== Records to process ==

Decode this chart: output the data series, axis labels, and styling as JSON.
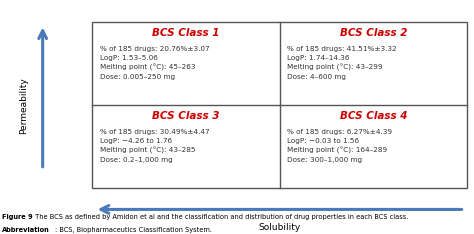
{
  "classes": [
    "BCS Class 1",
    "BCS Class 2",
    "BCS Class 3",
    "BCS Class 4"
  ],
  "class_color": "#cc0000",
  "text_color": "#333333",
  "cell_texts": [
    "% of 185 drugs: 20.76%±3.07\nLogP: 1.53–5.06\nMelting point (°C): 45–263\nDose: 0.005–250 mg",
    "% of 185 drugs: 41.51%±3.32\nLogP: 1.74–14.36\nMelting point (°C): 43–299\nDose: 4–600 mg",
    "% of 185 drugs: 30.49%±4.47\nLogP: −4.26 to 1.76\nMelting point (°C): 43–285\nDose: 0.2–1,000 mg",
    "% of 185 drugs: 6.27%±4.39\nLogP: −0.03 to 1.56\nMelting point (°C): 164–289\nDose: 300–1,000 mg"
  ],
  "ylabel": "Permeability",
  "xlabel": "Solubility",
  "arrow_color": "#4a7aba",
  "caption_bold": "Figure 9",
  "caption_normal": " The BCS as defined by Amidon et al",
  "caption2": " and the classification and distribution of drug properties in each BCS class.",
  "abbrev_bold": "Abbreviation",
  "abbrev_normal": ": BCS, Biopharmaceutics Classification System.",
  "background": "#ffffff",
  "border_color": "#555555",
  "gl": 0.195,
  "gr": 0.985,
  "gt": 0.905,
  "gb": 0.195,
  "title_fontsize": 7.5,
  "body_fontsize": 5.2,
  "caption_fontsize": 4.8,
  "axis_label_fontsize": 6.5
}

===

Every entry above needs to be retyped exactly; drop the pictures.

▸ Written solution:
Decode this chart: output the data series, axis labels, and styling as JSON.
{
  "classes": [
    "BCS Class 1",
    "BCS Class 2",
    "BCS Class 3",
    "BCS Class 4"
  ],
  "class_color": "#cc0000",
  "text_color": "#333333",
  "cell_texts": [
    "% of 185 drugs: 20.76%±3.07\nLogP: 1.53–5.06\nMelting point (°C): 45–263\nDose: 0.005–250 mg",
    "% of 185 drugs: 41.51%±3.32\nLogP: 1.74–14.36\nMelting point (°C): 43–299\nDose: 4–600 mg",
    "% of 185 drugs: 30.49%±4.47\nLogP: −4.26 to 1.76\nMelting point (°C): 43–285\nDose: 0.2–1,000 mg",
    "% of 185 drugs: 6.27%±4.39\nLogP: −0.03 to 1.56\nMelting point (°C): 164–289\nDose: 300–1,000 mg"
  ],
  "ylabel": "Permeability",
  "xlabel": "Solubility",
  "arrow_color": "#4a7aba",
  "caption_bold": "Figure 9",
  "caption_normal": " The BCS as defined by Amidon et al",
  "caption2": " and the classification and distribution of drug properties in each BCS class.",
  "abbrev_bold": "Abbreviation",
  "abbrev_normal": ": BCS, Biopharmaceutics Classification System.",
  "background": "#ffffff",
  "border_color": "#555555",
  "gl": 0.195,
  "gr": 0.985,
  "gt": 0.905,
  "gb": 0.195,
  "title_fontsize": 7.5,
  "body_fontsize": 5.2,
  "caption_fontsize": 4.8,
  "axis_label_fontsize": 6.5
}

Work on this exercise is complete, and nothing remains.